-- start of EXTRACTED ENTRIES --
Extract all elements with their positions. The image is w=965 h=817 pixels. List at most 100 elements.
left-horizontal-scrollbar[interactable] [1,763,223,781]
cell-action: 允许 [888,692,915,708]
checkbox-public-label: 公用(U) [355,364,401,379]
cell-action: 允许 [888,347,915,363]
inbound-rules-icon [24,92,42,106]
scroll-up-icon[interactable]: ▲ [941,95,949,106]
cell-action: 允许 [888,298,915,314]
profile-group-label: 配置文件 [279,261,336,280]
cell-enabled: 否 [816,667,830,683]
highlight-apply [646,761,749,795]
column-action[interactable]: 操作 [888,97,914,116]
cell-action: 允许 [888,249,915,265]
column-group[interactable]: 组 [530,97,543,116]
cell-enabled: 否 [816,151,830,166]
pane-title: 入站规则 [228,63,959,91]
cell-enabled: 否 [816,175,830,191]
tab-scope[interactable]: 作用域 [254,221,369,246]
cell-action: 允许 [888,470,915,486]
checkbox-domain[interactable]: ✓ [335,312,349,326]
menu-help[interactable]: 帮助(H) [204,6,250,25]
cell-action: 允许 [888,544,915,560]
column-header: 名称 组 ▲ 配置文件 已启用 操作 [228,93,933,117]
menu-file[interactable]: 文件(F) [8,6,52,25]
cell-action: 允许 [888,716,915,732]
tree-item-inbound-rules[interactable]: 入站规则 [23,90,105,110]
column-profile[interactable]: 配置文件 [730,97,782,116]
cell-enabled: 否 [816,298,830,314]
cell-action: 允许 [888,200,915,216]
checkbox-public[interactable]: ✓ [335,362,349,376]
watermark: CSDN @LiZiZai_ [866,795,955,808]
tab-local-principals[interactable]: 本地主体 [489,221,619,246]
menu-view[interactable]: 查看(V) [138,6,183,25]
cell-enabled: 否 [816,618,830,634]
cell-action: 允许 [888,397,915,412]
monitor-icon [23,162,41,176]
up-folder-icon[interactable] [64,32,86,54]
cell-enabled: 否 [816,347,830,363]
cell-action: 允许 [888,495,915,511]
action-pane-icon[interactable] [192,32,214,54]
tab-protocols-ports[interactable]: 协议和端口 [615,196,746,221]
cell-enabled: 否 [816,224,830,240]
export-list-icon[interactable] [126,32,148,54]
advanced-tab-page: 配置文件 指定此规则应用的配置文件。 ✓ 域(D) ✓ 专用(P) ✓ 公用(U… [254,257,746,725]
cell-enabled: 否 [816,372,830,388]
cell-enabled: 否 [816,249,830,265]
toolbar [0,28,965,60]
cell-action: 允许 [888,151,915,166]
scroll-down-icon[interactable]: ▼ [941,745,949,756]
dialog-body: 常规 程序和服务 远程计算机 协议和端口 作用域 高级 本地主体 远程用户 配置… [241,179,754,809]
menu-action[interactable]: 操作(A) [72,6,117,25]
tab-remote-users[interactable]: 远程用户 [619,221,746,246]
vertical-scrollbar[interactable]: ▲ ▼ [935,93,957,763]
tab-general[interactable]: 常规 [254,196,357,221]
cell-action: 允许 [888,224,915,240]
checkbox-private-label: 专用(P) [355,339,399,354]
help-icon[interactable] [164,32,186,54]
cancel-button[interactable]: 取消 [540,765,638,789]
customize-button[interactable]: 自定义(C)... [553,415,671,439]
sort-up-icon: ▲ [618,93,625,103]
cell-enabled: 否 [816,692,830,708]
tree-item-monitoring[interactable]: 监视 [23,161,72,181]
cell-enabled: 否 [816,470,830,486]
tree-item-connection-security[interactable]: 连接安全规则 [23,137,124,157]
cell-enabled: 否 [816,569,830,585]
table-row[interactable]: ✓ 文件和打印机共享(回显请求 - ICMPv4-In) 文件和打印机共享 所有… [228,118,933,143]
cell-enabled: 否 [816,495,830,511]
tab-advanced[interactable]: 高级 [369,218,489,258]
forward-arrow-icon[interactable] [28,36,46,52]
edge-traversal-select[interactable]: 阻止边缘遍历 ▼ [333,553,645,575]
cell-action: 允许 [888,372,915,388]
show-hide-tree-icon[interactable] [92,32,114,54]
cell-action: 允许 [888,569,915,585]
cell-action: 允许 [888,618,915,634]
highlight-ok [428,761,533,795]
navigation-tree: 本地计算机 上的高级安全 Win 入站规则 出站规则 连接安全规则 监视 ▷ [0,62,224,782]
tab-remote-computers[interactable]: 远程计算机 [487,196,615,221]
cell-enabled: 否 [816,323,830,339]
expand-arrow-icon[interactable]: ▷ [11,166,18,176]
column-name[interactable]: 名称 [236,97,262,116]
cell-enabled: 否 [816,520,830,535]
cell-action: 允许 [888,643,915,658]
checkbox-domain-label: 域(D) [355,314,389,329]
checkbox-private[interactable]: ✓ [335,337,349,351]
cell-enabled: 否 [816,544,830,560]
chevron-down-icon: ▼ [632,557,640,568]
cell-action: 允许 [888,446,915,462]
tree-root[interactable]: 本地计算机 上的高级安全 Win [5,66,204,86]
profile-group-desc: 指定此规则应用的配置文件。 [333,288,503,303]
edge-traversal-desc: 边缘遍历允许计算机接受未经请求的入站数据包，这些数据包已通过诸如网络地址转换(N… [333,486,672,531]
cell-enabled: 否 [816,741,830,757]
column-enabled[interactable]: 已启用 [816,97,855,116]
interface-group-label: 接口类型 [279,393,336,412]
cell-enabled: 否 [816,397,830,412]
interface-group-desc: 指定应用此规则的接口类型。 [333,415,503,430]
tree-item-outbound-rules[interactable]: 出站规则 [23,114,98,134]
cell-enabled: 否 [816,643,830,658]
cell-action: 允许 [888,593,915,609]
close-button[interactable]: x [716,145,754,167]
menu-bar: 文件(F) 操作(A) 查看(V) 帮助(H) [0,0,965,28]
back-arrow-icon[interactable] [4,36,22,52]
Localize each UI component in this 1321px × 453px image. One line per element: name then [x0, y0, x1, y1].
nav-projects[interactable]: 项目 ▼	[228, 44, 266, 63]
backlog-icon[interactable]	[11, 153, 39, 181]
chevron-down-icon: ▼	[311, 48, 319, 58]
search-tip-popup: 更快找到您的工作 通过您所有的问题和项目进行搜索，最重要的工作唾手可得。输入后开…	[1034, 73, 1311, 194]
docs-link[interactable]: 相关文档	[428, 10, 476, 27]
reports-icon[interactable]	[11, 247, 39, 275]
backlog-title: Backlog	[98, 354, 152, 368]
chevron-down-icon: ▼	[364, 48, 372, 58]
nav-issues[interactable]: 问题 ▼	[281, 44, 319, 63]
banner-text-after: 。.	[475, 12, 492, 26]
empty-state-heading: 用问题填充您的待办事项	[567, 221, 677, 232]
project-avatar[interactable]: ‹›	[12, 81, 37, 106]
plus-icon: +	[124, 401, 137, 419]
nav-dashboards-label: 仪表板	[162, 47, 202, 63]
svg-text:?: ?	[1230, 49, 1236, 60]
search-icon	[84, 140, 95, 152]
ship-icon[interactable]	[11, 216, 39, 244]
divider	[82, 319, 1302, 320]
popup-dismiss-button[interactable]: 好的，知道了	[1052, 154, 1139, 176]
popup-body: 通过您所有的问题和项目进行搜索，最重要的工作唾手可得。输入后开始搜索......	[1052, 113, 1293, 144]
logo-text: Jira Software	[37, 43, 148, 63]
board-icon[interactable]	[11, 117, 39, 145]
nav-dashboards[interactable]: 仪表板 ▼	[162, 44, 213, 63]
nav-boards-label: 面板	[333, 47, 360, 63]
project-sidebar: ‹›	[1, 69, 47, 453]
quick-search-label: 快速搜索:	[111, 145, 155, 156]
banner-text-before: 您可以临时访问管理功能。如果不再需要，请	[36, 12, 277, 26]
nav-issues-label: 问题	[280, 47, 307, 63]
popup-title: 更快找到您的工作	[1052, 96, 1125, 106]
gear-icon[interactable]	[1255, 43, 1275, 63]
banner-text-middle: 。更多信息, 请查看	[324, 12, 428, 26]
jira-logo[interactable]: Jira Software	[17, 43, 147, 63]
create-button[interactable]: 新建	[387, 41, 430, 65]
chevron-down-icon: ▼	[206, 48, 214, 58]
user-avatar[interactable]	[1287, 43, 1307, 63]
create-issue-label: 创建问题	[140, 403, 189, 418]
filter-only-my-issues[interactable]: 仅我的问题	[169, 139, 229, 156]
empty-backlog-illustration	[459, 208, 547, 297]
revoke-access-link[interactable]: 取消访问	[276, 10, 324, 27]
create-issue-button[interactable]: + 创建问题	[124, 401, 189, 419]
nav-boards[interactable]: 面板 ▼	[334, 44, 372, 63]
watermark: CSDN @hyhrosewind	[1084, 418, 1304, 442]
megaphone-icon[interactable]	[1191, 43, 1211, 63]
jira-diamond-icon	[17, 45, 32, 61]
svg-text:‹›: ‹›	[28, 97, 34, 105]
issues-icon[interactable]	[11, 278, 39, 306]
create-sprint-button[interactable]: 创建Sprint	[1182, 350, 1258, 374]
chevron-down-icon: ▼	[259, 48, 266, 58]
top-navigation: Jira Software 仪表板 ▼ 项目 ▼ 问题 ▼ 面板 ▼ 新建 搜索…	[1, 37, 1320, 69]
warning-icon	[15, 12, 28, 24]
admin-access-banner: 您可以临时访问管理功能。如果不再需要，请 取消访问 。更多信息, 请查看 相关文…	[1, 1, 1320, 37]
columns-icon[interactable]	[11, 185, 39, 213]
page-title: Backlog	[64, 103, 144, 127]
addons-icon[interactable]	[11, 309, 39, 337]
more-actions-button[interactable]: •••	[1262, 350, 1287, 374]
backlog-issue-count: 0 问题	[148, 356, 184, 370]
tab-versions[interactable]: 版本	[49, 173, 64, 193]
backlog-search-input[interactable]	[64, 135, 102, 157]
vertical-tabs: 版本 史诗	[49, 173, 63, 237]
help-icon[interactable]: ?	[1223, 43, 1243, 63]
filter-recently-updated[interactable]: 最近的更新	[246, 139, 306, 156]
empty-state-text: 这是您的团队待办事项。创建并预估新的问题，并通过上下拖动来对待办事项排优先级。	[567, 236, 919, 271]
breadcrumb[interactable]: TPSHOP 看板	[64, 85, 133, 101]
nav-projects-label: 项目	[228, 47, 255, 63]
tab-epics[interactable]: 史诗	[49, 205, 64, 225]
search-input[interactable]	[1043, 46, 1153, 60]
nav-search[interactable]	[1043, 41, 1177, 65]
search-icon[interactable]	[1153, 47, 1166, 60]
-- end of EXTRACTED ENTRIES --
• TO DO: Format the data above, from the start through the line containing "scroll-up-icon[interactable]: ▲ [941,95,949,106]", as a Markdown table with columns "No." and "Entry", numbering each row and skipping blank lines.

• SOLUTION FOR THIS PROBLEM:
| No. | Entry |
|---|---|
| 1 | Extract all elements with their positions. The image is w=965 h=817 pixels. List at most 100 elements. |
| 2 | left-horizontal-scrollbar[interactable] [1,763,223,781] |
| 3 | cell-action: 允许 [888,692,915,708] |
| 4 | checkbox-public-label: 公用(U) [355,364,401,379] |
| 5 | cell-action: 允许 [888,347,915,363] |
| 6 | inbound-rules-icon [24,92,42,106] |
| 7 | scroll-up-icon[interactable]: ▲ [941,95,949,106] |